◆ **Work to complete**
Leave out the images and repeat the listing below without a single change.

[Provided information start]

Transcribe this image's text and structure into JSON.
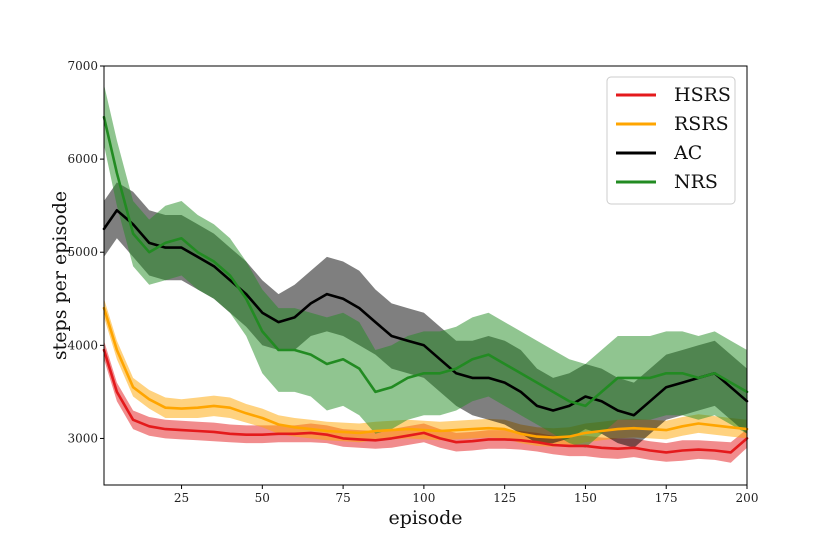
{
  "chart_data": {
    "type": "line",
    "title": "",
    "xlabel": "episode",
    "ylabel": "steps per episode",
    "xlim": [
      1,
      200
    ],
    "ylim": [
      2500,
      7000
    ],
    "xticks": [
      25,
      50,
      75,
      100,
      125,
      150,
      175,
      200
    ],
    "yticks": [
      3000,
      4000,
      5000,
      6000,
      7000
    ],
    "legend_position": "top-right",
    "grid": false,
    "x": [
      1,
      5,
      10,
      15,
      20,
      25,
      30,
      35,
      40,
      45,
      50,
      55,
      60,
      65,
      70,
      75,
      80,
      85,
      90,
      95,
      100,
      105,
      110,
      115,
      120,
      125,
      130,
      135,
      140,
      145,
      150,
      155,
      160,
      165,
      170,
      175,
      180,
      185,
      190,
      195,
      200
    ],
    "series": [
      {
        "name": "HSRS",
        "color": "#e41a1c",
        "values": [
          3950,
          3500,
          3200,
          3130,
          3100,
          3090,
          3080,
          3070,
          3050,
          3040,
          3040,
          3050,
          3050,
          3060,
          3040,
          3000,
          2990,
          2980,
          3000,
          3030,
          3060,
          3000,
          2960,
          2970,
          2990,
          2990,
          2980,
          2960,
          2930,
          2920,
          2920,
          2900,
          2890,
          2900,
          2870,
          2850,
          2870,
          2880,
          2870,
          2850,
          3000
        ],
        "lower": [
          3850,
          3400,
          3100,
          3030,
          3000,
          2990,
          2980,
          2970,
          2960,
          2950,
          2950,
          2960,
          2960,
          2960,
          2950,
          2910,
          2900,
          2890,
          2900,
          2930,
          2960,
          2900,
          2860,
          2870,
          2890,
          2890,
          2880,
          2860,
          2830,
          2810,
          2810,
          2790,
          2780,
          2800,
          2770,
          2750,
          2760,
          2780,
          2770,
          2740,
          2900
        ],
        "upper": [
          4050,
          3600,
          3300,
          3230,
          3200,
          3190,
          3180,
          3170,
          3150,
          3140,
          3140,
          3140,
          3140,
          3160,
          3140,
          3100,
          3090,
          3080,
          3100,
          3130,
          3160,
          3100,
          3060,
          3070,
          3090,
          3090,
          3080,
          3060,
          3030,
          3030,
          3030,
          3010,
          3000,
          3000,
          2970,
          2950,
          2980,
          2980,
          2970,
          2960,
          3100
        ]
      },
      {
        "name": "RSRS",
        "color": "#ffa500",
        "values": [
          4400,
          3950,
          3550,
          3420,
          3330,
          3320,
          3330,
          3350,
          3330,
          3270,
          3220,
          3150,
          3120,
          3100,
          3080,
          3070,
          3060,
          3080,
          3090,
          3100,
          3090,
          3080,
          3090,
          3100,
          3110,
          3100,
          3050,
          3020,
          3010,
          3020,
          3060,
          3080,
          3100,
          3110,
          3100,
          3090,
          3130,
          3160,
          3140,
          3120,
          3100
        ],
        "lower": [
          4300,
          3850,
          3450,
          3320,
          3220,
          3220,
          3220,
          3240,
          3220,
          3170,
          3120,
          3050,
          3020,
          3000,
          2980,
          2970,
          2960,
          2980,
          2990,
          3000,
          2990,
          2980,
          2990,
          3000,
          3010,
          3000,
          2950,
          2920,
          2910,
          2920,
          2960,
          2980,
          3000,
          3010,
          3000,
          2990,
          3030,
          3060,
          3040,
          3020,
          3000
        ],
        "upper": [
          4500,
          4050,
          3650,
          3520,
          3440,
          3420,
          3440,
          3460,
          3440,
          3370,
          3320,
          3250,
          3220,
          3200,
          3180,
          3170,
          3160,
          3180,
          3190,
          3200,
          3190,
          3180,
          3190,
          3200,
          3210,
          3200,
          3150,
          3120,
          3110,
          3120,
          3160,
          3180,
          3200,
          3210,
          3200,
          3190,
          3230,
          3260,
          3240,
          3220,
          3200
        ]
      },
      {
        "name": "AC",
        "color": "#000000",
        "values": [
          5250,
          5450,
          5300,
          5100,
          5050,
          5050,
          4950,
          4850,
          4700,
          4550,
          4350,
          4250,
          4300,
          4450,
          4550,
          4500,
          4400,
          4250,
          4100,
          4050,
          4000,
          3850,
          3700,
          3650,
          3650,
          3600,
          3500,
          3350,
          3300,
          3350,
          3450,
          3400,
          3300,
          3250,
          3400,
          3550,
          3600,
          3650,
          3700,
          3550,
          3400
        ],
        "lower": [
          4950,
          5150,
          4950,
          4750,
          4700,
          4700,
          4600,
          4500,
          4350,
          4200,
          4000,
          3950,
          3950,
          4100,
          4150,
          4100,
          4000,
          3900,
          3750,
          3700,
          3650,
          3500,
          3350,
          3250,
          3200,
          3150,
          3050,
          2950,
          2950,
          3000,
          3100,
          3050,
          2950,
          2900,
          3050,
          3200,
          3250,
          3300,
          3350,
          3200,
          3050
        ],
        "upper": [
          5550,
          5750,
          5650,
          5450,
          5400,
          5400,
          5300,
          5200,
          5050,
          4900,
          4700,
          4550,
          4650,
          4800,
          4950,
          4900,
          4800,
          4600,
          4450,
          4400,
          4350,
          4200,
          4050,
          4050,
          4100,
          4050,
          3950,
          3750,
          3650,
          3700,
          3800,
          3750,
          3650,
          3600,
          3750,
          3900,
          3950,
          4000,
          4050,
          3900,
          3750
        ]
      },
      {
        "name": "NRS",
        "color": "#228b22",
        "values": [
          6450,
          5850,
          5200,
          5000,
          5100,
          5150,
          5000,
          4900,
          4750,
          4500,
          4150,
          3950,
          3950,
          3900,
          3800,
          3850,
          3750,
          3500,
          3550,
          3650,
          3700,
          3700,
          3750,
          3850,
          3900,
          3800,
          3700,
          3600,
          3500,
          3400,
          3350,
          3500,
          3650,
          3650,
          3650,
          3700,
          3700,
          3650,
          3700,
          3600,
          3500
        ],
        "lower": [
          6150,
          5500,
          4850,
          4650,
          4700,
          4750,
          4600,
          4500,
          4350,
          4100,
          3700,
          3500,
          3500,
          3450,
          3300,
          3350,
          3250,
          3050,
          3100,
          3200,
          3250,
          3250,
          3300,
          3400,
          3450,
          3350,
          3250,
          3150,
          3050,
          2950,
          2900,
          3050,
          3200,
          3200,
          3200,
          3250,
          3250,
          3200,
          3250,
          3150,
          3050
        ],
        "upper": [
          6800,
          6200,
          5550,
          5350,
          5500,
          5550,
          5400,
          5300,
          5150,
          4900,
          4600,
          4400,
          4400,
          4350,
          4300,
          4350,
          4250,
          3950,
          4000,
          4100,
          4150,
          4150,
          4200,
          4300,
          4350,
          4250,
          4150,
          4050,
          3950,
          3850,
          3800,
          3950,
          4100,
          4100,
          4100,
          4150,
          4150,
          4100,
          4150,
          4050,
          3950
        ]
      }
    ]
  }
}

[Provided information end]

◆ **Right answer**
Transcribe this image's text and structure into JSON.
{
  "chart_data": {
    "type": "line",
    "title": "",
    "xlabel": "episode",
    "ylabel": "steps per episode",
    "xlim": [
      1,
      200
    ],
    "ylim": [
      2500,
      7000
    ],
    "xticks": [
      25,
      50,
      75,
      100,
      125,
      150,
      175,
      200
    ],
    "yticks": [
      3000,
      4000,
      5000,
      6000,
      7000
    ],
    "legend_position": "top-right",
    "grid": false,
    "x": [
      1,
      5,
      10,
      15,
      20,
      25,
      30,
      35,
      40,
      45,
      50,
      55,
      60,
      65,
      70,
      75,
      80,
      85,
      90,
      95,
      100,
      105,
      110,
      115,
      120,
      125,
      130,
      135,
      140,
      145,
      150,
      155,
      160,
      165,
      170,
      175,
      180,
      185,
      190,
      195,
      200
    ],
    "series": [
      {
        "name": "HSRS",
        "color": "#e41a1c",
        "values": [
          3950,
          3500,
          3200,
          3130,
          3100,
          3090,
          3080,
          3070,
          3050,
          3040,
          3040,
          3050,
          3050,
          3060,
          3040,
          3000,
          2990,
          2980,
          3000,
          3030,
          3060,
          3000,
          2960,
          2970,
          2990,
          2990,
          2980,
          2960,
          2930,
          2920,
          2920,
          2900,
          2890,
          2900,
          2870,
          2850,
          2870,
          2880,
          2870,
          2850,
          3000
        ],
        "lower": [
          3850,
          3400,
          3100,
          3030,
          3000,
          2990,
          2980,
          2970,
          2960,
          2950,
          2950,
          2960,
          2960,
          2960,
          2950,
          2910,
          2900,
          2890,
          2900,
          2930,
          2960,
          2900,
          2860,
          2870,
          2890,
          2890,
          2880,
          2860,
          2830,
          2810,
          2810,
          2790,
          2780,
          2800,
          2770,
          2750,
          2760,
          2780,
          2770,
          2740,
          2900
        ],
        "upper": [
          4050,
          3600,
          3300,
          3230,
          3200,
          3190,
          3180,
          3170,
          3150,
          3140,
          3140,
          3140,
          3140,
          3160,
          3140,
          3100,
          3090,
          3080,
          3100,
          3130,
          3160,
          3100,
          3060,
          3070,
          3090,
          3090,
          3080,
          3060,
          3030,
          3030,
          3030,
          3010,
          3000,
          3000,
          2970,
          2950,
          2980,
          2980,
          2970,
          2960,
          3100
        ]
      },
      {
        "name": "RSRS",
        "color": "#ffa500",
        "values": [
          4400,
          3950,
          3550,
          3420,
          3330,
          3320,
          3330,
          3350,
          3330,
          3270,
          3220,
          3150,
          3120,
          3100,
          3080,
          3070,
          3060,
          3080,
          3090,
          3100,
          3090,
          3080,
          3090,
          3100,
          3110,
          3100,
          3050,
          3020,
          3010,
          3020,
          3060,
          3080,
          3100,
          3110,
          3100,
          3090,
          3130,
          3160,
          3140,
          3120,
          3100
        ],
        "lower": [
          4300,
          3850,
          3450,
          3320,
          3220,
          3220,
          3220,
          3240,
          3220,
          3170,
          3120,
          3050,
          3020,
          3000,
          2980,
          2970,
          2960,
          2980,
          2990,
          3000,
          2990,
          2980,
          2990,
          3000,
          3010,
          3000,
          2950,
          2920,
          2910,
          2920,
          2960,
          2980,
          3000,
          3010,
          3000,
          2990,
          3030,
          3060,
          3040,
          3020,
          3000
        ],
        "upper": [
          4500,
          4050,
          3650,
          3520,
          3440,
          3420,
          3440,
          3460,
          3440,
          3370,
          3320,
          3250,
          3220,
          3200,
          3180,
          3170,
          3160,
          3180,
          3190,
          3200,
          3190,
          3180,
          3190,
          3200,
          3210,
          3200,
          3150,
          3120,
          3110,
          3120,
          3160,
          3180,
          3200,
          3210,
          3200,
          3190,
          3230,
          3260,
          3240,
          3220,
          3200
        ]
      },
      {
        "name": "AC",
        "color": "#000000",
        "values": [
          5250,
          5450,
          5300,
          5100,
          5050,
          5050,
          4950,
          4850,
          4700,
          4550,
          4350,
          4250,
          4300,
          4450,
          4550,
          4500,
          4400,
          4250,
          4100,
          4050,
          4000,
          3850,
          3700,
          3650,
          3650,
          3600,
          3500,
          3350,
          3300,
          3350,
          3450,
          3400,
          3300,
          3250,
          3400,
          3550,
          3600,
          3650,
          3700,
          3550,
          3400
        ],
        "lower": [
          4950,
          5150,
          4950,
          4750,
          4700,
          4700,
          4600,
          4500,
          4350,
          4200,
          4000,
          3950,
          3950,
          4100,
          4150,
          4100,
          4000,
          3900,
          3750,
          3700,
          3650,
          3500,
          3350,
          3250,
          3200,
          3150,
          3050,
          2950,
          2950,
          3000,
          3100,
          3050,
          2950,
          2900,
          3050,
          3200,
          3250,
          3300,
          3350,
          3200,
          3050
        ],
        "upper": [
          5550,
          5750,
          5650,
          5450,
          5400,
          5400,
          5300,
          5200,
          5050,
          4900,
          4700,
          4550,
          4650,
          4800,
          4950,
          4900,
          4800,
          4600,
          4450,
          4400,
          4350,
          4200,
          4050,
          4050,
          4100,
          4050,
          3950,
          3750,
          3650,
          3700,
          3800,
          3750,
          3650,
          3600,
          3750,
          3900,
          3950,
          4000,
          4050,
          3900,
          3750
        ]
      },
      {
        "name": "NRS",
        "color": "#228b22",
        "values": [
          6450,
          5850,
          5200,
          5000,
          5100,
          5150,
          5000,
          4900,
          4750,
          4500,
          4150,
          3950,
          3950,
          3900,
          3800,
          3850,
          3750,
          3500,
          3550,
          3650,
          3700,
          3700,
          3750,
          3850,
          3900,
          3800,
          3700,
          3600,
          3500,
          3400,
          3350,
          3500,
          3650,
          3650,
          3650,
          3700,
          3700,
          3650,
          3700,
          3600,
          3500
        ],
        "lower": [
          6150,
          5500,
          4850,
          4650,
          4700,
          4750,
          4600,
          4500,
          4350,
          4100,
          3700,
          3500,
          3500,
          3450,
          3300,
          3350,
          3250,
          3050,
          3100,
          3200,
          3250,
          3250,
          3300,
          3400,
          3450,
          3350,
          3250,
          3150,
          3050,
          2950,
          2900,
          3050,
          3200,
          3200,
          3200,
          3250,
          3250,
          3200,
          3250,
          3150,
          3050
        ],
        "upper": [
          6800,
          6200,
          5550,
          5350,
          5500,
          5550,
          5400,
          5300,
          5150,
          4900,
          4600,
          4400,
          4400,
          4350,
          4300,
          4350,
          4250,
          3950,
          4000,
          4100,
          4150,
          4150,
          4200,
          4300,
          4350,
          4250,
          4150,
          4050,
          3950,
          3850,
          3800,
          3950,
          4100,
          4100,
          4100,
          4150,
          4150,
          4100,
          4150,
          4050,
          3950
        ]
      }
    ]
  }
}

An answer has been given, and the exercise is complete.